→ Objective
Carry on writing the mailing-list reply about using subscriber indexes when REPLICA IDENTITY is full, starting right after its final line.

++++ Source excerpt

Re: [PATCH] Use indexes on the subscriber when REPLICA IDENTITY is full on the publisher - Mailing list pgsql-hackers

From Önder Kalacı
Subject Re: [PATCH] Use indexes on the subscriber when REPLICA IDENTITY is full on the publisher
Date
Msg-id CACawEhXbw==K02v3=nHFEAFJqegx0b4r2J+FtXtKFkJeE6R95Q@mail.gmail.com
Whole thread Raw
In response to Re: [PATCH] Use indexes on the subscriber when REPLICA IDENTITY is full on the publisher  (Peter Smith <smithpb2250@gmail.com>)
Responses Re: [PATCH] Use indexes on the subscriber when REPLICA IDENTITY is full on the publisher
Re: [PATCH] Use indexes on the subscriber when REPLICA IDENTITY is full on the publisher
List pgsql-hackers
Hi Peter, all

Thanks for the detailed review!


1. Commit message

1a.
Majority of the logic on the subscriber side has already existed in the code.

1b.
Second, when REPLICA IDENTITY IS FULL on the publisher and an index is
used on the subscriber...


1c.

++++++++
++++ Given material

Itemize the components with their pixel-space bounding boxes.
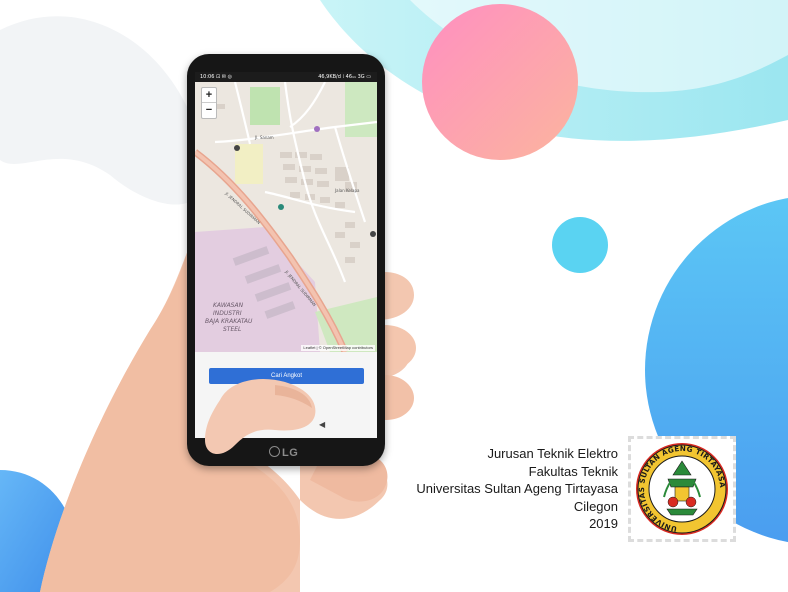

++++++++

→ Output for this task
Still, below I try to show case the potential improvements using an
index on the subscriber
`pgbench_accounts(bid)`. With the index, the replication catches up
around ~5 seconds.
When the index is dropped, the replication takes around ~300 seconds.

"show case" -> "showcase"

Applied your suggestions to 1a/1b/1c/

~

1d.
In above text, what was meant by "catches up around ~5 seconds"?
e.g. Did it mean *improves* by ~5 seconds, or *takes* ~5 seconds?


It "takes" 5 seconds to replicate all the changes. To be specific, I execute 'SELECT sum(abalance) FROM pgbench_accounts' on the subscriber, and try to measure the time until when all the changes are replicated. I do use the same query on the publisher to check what the query result should be when replication is done.

I updated the relevant text, does that look better?
 
~

1e.
// create one indxe, even on a low cardinality column

typo "indxe"

======

fixed.

Also, I realized that some of the comments on the commit message are stale, updated those as well.

 

2. GENERAL

2a.
There are lots of single-line comments that start lowercase, but by
convention, I think they should start uppercase.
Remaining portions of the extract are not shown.